* [Written request] Calculate how many lines in the following records hold the word "icon", and report that number without comment.

## Start

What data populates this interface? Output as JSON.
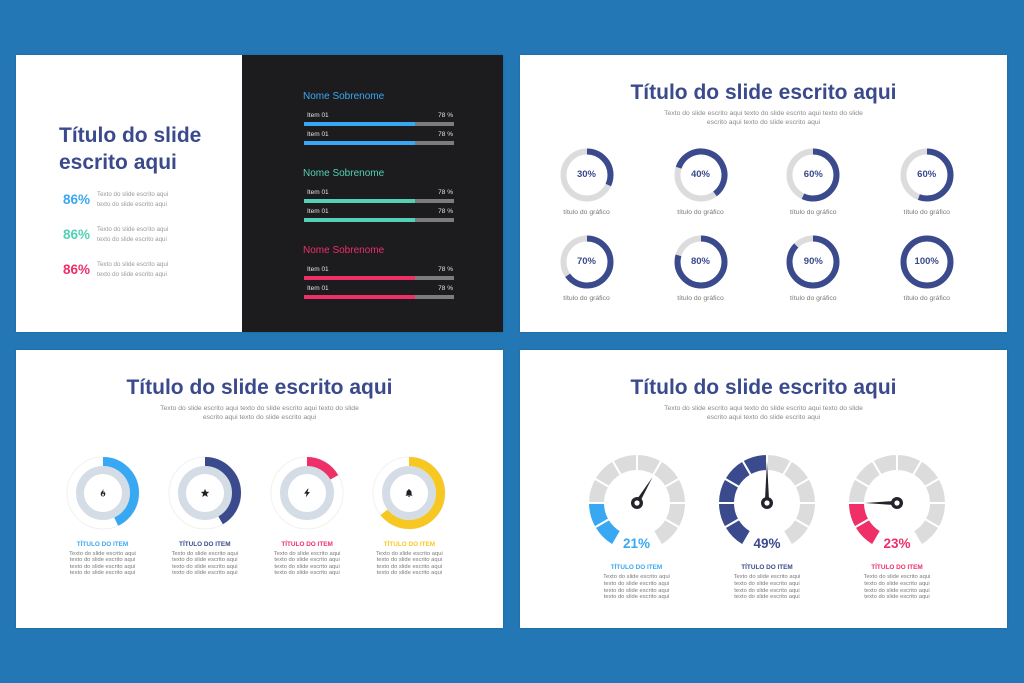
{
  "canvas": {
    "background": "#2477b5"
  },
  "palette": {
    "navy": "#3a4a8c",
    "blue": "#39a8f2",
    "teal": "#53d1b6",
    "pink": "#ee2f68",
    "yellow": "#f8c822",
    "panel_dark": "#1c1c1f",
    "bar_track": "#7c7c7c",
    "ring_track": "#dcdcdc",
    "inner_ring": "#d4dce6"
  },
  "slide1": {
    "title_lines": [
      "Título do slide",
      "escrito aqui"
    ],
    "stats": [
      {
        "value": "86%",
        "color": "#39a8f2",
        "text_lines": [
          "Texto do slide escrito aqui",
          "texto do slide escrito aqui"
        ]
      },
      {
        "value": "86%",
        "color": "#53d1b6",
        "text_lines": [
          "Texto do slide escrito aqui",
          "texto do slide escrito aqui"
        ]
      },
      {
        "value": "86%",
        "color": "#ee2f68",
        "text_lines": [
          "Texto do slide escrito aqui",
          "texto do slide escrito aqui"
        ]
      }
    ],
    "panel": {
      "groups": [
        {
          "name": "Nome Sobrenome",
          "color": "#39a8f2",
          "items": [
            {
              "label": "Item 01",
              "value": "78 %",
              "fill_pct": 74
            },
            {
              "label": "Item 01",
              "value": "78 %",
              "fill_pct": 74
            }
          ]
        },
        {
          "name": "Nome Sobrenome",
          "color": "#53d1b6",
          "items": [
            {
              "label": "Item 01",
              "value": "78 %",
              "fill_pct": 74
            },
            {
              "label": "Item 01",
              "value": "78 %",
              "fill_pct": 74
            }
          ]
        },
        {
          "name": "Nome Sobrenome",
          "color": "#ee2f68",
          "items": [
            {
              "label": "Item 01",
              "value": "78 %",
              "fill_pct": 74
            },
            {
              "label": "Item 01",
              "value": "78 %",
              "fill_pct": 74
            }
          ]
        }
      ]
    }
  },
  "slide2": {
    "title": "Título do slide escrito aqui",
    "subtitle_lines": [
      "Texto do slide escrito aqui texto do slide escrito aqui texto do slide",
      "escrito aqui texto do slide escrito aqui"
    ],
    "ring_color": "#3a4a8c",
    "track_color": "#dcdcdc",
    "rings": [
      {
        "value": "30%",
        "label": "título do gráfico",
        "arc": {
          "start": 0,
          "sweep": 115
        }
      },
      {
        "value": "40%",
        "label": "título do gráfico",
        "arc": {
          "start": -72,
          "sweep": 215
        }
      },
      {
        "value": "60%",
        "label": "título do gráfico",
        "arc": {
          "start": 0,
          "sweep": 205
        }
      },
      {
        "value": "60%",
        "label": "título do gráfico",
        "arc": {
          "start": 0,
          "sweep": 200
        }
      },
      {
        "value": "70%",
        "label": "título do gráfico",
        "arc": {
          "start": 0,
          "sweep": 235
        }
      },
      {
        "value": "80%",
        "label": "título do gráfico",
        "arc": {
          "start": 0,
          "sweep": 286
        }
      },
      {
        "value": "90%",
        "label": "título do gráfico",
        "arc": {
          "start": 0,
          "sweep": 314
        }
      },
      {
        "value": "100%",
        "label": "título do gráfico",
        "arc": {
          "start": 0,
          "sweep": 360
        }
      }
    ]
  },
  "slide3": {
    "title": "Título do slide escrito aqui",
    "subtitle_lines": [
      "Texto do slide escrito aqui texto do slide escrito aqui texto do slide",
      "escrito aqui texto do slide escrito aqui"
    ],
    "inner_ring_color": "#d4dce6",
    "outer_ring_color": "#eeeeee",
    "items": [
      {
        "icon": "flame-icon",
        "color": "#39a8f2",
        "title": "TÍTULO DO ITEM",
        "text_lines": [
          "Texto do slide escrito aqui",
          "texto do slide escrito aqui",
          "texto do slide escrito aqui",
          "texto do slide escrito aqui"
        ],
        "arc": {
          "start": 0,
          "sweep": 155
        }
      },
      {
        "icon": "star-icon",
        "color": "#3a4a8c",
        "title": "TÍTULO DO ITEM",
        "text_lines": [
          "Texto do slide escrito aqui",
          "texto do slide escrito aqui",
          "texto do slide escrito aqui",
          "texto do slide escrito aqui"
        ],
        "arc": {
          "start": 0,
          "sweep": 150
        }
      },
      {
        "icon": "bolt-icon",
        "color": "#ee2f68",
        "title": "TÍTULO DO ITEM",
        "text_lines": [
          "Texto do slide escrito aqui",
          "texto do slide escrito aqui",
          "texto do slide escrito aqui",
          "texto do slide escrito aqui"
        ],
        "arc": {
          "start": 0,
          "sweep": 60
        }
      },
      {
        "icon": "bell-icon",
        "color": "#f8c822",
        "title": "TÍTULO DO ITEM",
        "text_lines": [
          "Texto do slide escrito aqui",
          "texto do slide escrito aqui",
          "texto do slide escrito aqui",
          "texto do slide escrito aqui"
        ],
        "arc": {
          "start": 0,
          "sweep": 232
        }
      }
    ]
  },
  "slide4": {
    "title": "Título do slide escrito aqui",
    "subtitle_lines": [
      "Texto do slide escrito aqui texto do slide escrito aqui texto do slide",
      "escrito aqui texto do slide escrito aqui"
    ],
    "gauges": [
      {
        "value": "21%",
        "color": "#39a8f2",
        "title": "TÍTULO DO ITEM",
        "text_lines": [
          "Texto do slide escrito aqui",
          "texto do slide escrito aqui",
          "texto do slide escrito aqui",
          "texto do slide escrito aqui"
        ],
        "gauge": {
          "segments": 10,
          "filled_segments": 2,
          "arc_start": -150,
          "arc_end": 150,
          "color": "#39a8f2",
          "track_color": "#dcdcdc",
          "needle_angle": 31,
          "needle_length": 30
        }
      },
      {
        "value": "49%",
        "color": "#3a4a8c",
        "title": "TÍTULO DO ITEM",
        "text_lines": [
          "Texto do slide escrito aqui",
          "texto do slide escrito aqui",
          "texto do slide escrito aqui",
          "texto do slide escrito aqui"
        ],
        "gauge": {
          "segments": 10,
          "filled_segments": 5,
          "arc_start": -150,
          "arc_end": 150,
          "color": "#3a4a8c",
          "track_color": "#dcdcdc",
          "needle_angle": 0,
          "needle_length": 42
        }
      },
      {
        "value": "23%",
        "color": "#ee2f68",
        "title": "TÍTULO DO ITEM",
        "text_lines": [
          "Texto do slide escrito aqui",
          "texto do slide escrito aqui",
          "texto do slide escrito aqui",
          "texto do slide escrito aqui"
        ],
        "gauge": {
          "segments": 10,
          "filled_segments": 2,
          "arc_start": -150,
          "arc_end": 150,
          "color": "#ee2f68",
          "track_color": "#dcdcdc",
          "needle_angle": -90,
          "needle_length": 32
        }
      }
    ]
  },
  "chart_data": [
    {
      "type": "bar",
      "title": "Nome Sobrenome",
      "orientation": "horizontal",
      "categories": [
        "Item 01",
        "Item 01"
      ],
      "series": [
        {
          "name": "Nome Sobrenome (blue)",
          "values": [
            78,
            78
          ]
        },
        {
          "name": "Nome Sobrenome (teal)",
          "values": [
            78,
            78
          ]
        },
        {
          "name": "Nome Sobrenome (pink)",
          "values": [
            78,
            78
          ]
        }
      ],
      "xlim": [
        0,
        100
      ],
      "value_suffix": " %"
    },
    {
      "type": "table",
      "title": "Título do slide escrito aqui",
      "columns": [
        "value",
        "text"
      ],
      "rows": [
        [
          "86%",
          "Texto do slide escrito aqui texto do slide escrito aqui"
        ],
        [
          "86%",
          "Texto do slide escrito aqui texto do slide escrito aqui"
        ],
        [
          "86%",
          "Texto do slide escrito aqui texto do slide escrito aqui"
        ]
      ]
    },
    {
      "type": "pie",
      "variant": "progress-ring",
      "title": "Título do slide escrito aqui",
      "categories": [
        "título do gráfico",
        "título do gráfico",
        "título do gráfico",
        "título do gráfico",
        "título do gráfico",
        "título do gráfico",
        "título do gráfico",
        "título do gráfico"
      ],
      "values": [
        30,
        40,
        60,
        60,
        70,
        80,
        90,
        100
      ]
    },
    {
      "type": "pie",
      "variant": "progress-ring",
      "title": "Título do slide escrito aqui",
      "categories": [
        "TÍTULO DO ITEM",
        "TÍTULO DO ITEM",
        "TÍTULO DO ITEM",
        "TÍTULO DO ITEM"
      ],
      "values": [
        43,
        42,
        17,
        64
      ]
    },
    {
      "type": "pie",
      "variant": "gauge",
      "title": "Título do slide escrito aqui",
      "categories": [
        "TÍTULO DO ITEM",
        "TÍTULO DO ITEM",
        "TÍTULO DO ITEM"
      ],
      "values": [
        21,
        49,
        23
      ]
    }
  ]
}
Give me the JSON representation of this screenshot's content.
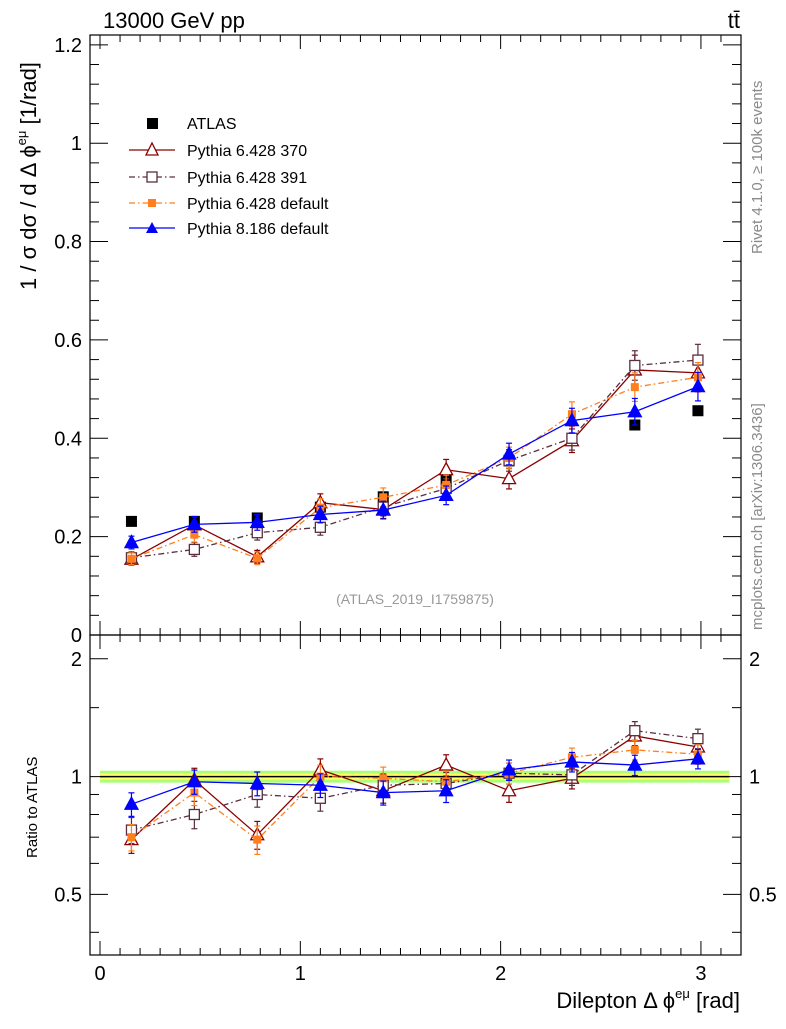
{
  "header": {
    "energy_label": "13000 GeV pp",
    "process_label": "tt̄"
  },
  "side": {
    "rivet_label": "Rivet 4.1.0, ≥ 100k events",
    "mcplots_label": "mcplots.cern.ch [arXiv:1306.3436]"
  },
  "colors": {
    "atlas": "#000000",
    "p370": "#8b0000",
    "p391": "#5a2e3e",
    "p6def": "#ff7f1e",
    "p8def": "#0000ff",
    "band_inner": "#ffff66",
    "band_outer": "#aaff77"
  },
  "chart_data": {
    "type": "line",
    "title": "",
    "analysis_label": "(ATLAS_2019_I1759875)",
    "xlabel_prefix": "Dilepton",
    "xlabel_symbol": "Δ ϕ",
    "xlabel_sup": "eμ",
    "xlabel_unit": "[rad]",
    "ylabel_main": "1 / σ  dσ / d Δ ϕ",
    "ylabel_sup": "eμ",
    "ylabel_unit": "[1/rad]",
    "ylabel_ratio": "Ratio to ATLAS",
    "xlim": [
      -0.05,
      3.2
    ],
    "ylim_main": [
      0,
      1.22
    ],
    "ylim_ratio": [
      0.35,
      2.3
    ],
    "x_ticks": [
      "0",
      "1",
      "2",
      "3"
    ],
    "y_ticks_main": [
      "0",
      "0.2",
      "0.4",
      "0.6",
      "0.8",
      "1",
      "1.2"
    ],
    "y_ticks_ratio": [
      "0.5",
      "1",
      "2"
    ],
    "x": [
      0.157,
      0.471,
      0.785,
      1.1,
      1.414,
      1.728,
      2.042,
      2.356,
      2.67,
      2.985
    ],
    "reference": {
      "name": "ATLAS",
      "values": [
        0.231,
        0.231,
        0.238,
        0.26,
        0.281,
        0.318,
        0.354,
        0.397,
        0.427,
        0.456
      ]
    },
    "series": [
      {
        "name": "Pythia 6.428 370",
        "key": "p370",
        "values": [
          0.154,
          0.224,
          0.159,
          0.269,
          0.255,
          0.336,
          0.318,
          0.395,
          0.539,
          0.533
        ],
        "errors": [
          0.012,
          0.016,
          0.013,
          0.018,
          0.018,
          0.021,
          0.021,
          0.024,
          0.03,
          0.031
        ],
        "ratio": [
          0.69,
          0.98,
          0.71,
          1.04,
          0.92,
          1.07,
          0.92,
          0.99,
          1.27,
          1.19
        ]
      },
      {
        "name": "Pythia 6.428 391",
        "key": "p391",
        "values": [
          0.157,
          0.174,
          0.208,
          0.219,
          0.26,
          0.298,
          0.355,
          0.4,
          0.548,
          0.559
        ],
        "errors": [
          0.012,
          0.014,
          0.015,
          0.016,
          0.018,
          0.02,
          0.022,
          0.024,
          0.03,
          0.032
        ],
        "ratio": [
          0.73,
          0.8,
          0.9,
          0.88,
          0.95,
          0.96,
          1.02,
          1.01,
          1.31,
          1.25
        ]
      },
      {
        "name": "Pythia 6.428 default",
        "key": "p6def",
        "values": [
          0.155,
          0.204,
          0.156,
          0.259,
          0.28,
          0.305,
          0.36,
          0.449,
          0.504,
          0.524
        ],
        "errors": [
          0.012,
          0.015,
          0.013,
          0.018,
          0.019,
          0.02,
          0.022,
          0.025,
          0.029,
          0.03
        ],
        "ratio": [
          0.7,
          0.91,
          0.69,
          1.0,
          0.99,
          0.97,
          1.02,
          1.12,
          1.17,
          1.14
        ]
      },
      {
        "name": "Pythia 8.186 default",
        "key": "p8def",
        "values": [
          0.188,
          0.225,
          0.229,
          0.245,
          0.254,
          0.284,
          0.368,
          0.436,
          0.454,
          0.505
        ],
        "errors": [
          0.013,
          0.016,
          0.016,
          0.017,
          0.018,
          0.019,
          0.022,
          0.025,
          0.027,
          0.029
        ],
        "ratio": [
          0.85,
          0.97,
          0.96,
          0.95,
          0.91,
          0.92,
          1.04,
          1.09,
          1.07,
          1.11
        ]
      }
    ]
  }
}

## End

* [Full output] 4